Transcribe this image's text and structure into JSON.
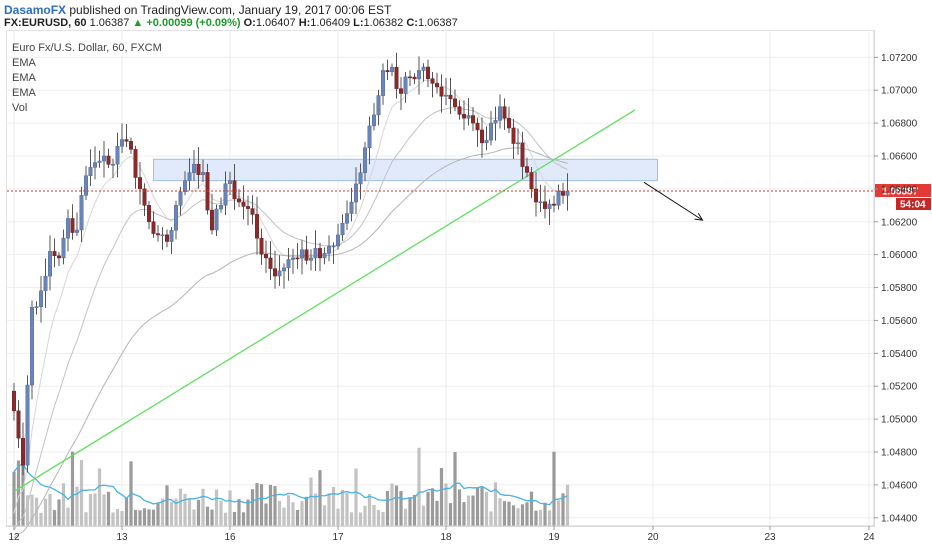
{
  "header": {
    "author": "DasamoFX",
    "published_text": "published on TradingView.com, January 19, 2017 00:06 EST",
    "symbol": "FX:EURUSD, 60",
    "last": "1.06387",
    "change": "+0.00099 (+0.09%)",
    "open_label": "O:",
    "open": "1.06407",
    "high_label": "H:",
    "high": "1.06409",
    "low_label": "L:",
    "low": "1.06382",
    "close_label": "C:",
    "close": "1.06387"
  },
  "legend": {
    "title": "Euro Fx/U.S. Dollar, 60, FXCM",
    "items": [
      "EMA",
      "EMA",
      "EMA",
      "Vol"
    ]
  },
  "colors": {
    "up": "#6a86b8",
    "down": "#8b2a2a",
    "wick": "#555555",
    "zone_fill": "#dde8fb",
    "zone_stroke": "#9cb6e6",
    "trendline": "#5ee05e",
    "vol_ma": "#47b3e6",
    "price_line": "#d0382f",
    "tag_bg": "#e53935",
    "ema": "#c8c8c8",
    "vol_up": "#b8b8b8",
    "vol_down": "#8a8a8a"
  },
  "chart_data": {
    "type": "candlestick",
    "y_range": [
      1.0435,
      1.0736
    ],
    "y_ticks": [
      "1.07200",
      "1.07000",
      "1.06800",
      "1.06600",
      "1.06400",
      "1.06200",
      "1.06000",
      "1.05800",
      "1.05600",
      "1.05400",
      "1.05200",
      "1.05000",
      "1.04800",
      "1.04600",
      "1.04400"
    ],
    "y_tick_values": [
      1.072,
      1.07,
      1.068,
      1.066,
      1.064,
      1.062,
      1.06,
      1.058,
      1.056,
      1.054,
      1.052,
      1.05,
      1.048,
      1.046,
      1.044
    ],
    "x_ticks": [
      "12",
      "13",
      "16",
      "17",
      "18",
      "19",
      "20",
      "23",
      "24"
    ],
    "x_tick_index": [
      0,
      24,
      48,
      72,
      96,
      120,
      142,
      168,
      190
    ],
    "num_bars": 144,
    "current_price": 1.06387,
    "current_price_label": "1.06387",
    "countdown_label": "54:04",
    "resistance_zone": {
      "from_index": 31,
      "to_index": 143,
      "low": 1.0645,
      "high": 1.0658
    },
    "trendline": {
      "from_index": 0,
      "from_price": 1.0456,
      "to_index": 138,
      "to_price": 1.0688
    },
    "arrow": {
      "from_index": 140,
      "from_price": 1.0644,
      "to_index": 153,
      "to_price": 1.0621
    },
    "anchors": [
      [
        0,
        1.0505
      ],
      [
        2,
        1.0472
      ],
      [
        4,
        1.0568
      ],
      [
        6,
        1.0578
      ],
      [
        8,
        1.0602
      ],
      [
        10,
        1.0598
      ],
      [
        12,
        1.0622
      ],
      [
        14,
        1.0615
      ],
      [
        16,
        1.0648
      ],
      [
        18,
        1.0656
      ],
      [
        20,
        1.066
      ],
      [
        22,
        1.0655
      ],
      [
        24,
        1.067
      ],
      [
        26,
        1.0664
      ],
      [
        28,
        1.064
      ],
      [
        30,
        1.062
      ],
      [
        32,
        1.0612
      ],
      [
        34,
        1.0608
      ],
      [
        36,
        1.063
      ],
      [
        38,
        1.0645
      ],
      [
        40,
        1.0655
      ],
      [
        42,
        1.065
      ],
      [
        44,
        1.0615
      ],
      [
        46,
        1.063
      ],
      [
        48,
        1.0645
      ],
      [
        50,
        1.0632
      ],
      [
        52,
        1.0628
      ],
      [
        54,
        1.061
      ],
      [
        56,
        1.0598
      ],
      [
        58,
        1.0587
      ],
      [
        60,
        1.0592
      ],
      [
        62,
        1.0598
      ],
      [
        64,
        1.0603
      ],
      [
        66,
        1.0598
      ],
      [
        68,
        1.0598
      ],
      [
        70,
        1.0605
      ],
      [
        72,
        1.0612
      ],
      [
        74,
        1.0625
      ],
      [
        76,
        1.0643
      ],
      [
        78,
        1.0665
      ],
      [
        80,
        1.0685
      ],
      [
        82,
        1.0712
      ],
      [
        84,
        1.0714
      ],
      [
        86,
        1.0698
      ],
      [
        88,
        1.0708
      ],
      [
        90,
        1.0712
      ],
      [
        92,
        1.0707
      ],
      [
        94,
        1.0702
      ],
      [
        96,
        1.0697
      ],
      [
        98,
        1.069
      ],
      [
        100,
        1.0683
      ],
      [
        102,
        1.068
      ],
      [
        104,
        1.0668
      ],
      [
        106,
        1.068
      ],
      [
        108,
        1.069
      ],
      [
        110,
        1.0677
      ],
      [
        112,
        1.0668
      ],
      [
        114,
        1.065
      ],
      [
        116,
        1.0632
      ],
      [
        118,
        1.0628
      ],
      [
        120,
        1.063
      ],
      [
        122,
        1.0636
      ],
      [
        123,
        1.06387
      ]
    ],
    "volume_scale_max": 100
  }
}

Problem to solve —
Quote the data above in full and without alteration; skip the pictures.

Answer in full —
Transcribe this image's text and structure into JSON.
{
  "header": {
    "author": "DasamoFX",
    "published_text": "published on TradingView.com, January 19, 2017 00:06 EST",
    "symbol": "FX:EURUSD, 60",
    "last": "1.06387",
    "change": "+0.00099 (+0.09%)",
    "open_label": "O:",
    "open": "1.06407",
    "high_label": "H:",
    "high": "1.06409",
    "low_label": "L:",
    "low": "1.06382",
    "close_label": "C:",
    "close": "1.06387"
  },
  "legend": {
    "title": "Euro Fx/U.S. Dollar, 60, FXCM",
    "items": [
      "EMA",
      "EMA",
      "EMA",
      "Vol"
    ]
  },
  "colors": {
    "up": "#6a86b8",
    "down": "#8b2a2a",
    "wick": "#555555",
    "zone_fill": "#dde8fb",
    "zone_stroke": "#9cb6e6",
    "trendline": "#5ee05e",
    "vol_ma": "#47b3e6",
    "price_line": "#d0382f",
    "tag_bg": "#e53935",
    "ema": "#c8c8c8",
    "vol_up": "#b8b8b8",
    "vol_down": "#8a8a8a"
  },
  "chart_data": {
    "type": "candlestick",
    "y_range": [
      1.0435,
      1.0736
    ],
    "y_ticks": [
      "1.07200",
      "1.07000",
      "1.06800",
      "1.06600",
      "1.06400",
      "1.06200",
      "1.06000",
      "1.05800",
      "1.05600",
      "1.05400",
      "1.05200",
      "1.05000",
      "1.04800",
      "1.04600",
      "1.04400"
    ],
    "y_tick_values": [
      1.072,
      1.07,
      1.068,
      1.066,
      1.064,
      1.062,
      1.06,
      1.058,
      1.056,
      1.054,
      1.052,
      1.05,
      1.048,
      1.046,
      1.044
    ],
    "x_ticks": [
      "12",
      "13",
      "16",
      "17",
      "18",
      "19",
      "20",
      "23",
      "24"
    ],
    "x_tick_index": [
      0,
      24,
      48,
      72,
      96,
      120,
      142,
      168,
      190
    ],
    "num_bars": 144,
    "current_price": 1.06387,
    "current_price_label": "1.06387",
    "countdown_label": "54:04",
    "resistance_zone": {
      "from_index": 31,
      "to_index": 143,
      "low": 1.0645,
      "high": 1.0658
    },
    "trendline": {
      "from_index": 0,
      "from_price": 1.0456,
      "to_index": 138,
      "to_price": 1.0688
    },
    "arrow": {
      "from_index": 140,
      "from_price": 1.0644,
      "to_index": 153,
      "to_price": 1.0621
    },
    "anchors": [
      [
        0,
        1.0505
      ],
      [
        2,
        1.0472
      ],
      [
        4,
        1.0568
      ],
      [
        6,
        1.0578
      ],
      [
        8,
        1.0602
      ],
      [
        10,
        1.0598
      ],
      [
        12,
        1.0622
      ],
      [
        14,
        1.0615
      ],
      [
        16,
        1.0648
      ],
      [
        18,
        1.0656
      ],
      [
        20,
        1.066
      ],
      [
        22,
        1.0655
      ],
      [
        24,
        1.067
      ],
      [
        26,
        1.0664
      ],
      [
        28,
        1.064
      ],
      [
        30,
        1.062
      ],
      [
        32,
        1.0612
      ],
      [
        34,
        1.0608
      ],
      [
        36,
        1.063
      ],
      [
        38,
        1.0645
      ],
      [
        40,
        1.0655
      ],
      [
        42,
        1.065
      ],
      [
        44,
        1.0615
      ],
      [
        46,
        1.063
      ],
      [
        48,
        1.0645
      ],
      [
        50,
        1.0632
      ],
      [
        52,
        1.0628
      ],
      [
        54,
        1.061
      ],
      [
        56,
        1.0598
      ],
      [
        58,
        1.0587
      ],
      [
        60,
        1.0592
      ],
      [
        62,
        1.0598
      ],
      [
        64,
        1.0603
      ],
      [
        66,
        1.0598
      ],
      [
        68,
        1.0598
      ],
      [
        70,
        1.0605
      ],
      [
        72,
        1.0612
      ],
      [
        74,
        1.0625
      ],
      [
        76,
        1.0643
      ],
      [
        78,
        1.0665
      ],
      [
        80,
        1.0685
      ],
      [
        82,
        1.0712
      ],
      [
        84,
        1.0714
      ],
      [
        86,
        1.0698
      ],
      [
        88,
        1.0708
      ],
      [
        90,
        1.0712
      ],
      [
        92,
        1.0707
      ],
      [
        94,
        1.0702
      ],
      [
        96,
        1.0697
      ],
      [
        98,
        1.069
      ],
      [
        100,
        1.0683
      ],
      [
        102,
        1.068
      ],
      [
        104,
        1.0668
      ],
      [
        106,
        1.068
      ],
      [
        108,
        1.069
      ],
      [
        110,
        1.0677
      ],
      [
        112,
        1.0668
      ],
      [
        114,
        1.065
      ],
      [
        116,
        1.0632
      ],
      [
        118,
        1.0628
      ],
      [
        120,
        1.063
      ],
      [
        122,
        1.0636
      ],
      [
        123,
        1.06387
      ]
    ],
    "volume_scale_max": 100
  }
}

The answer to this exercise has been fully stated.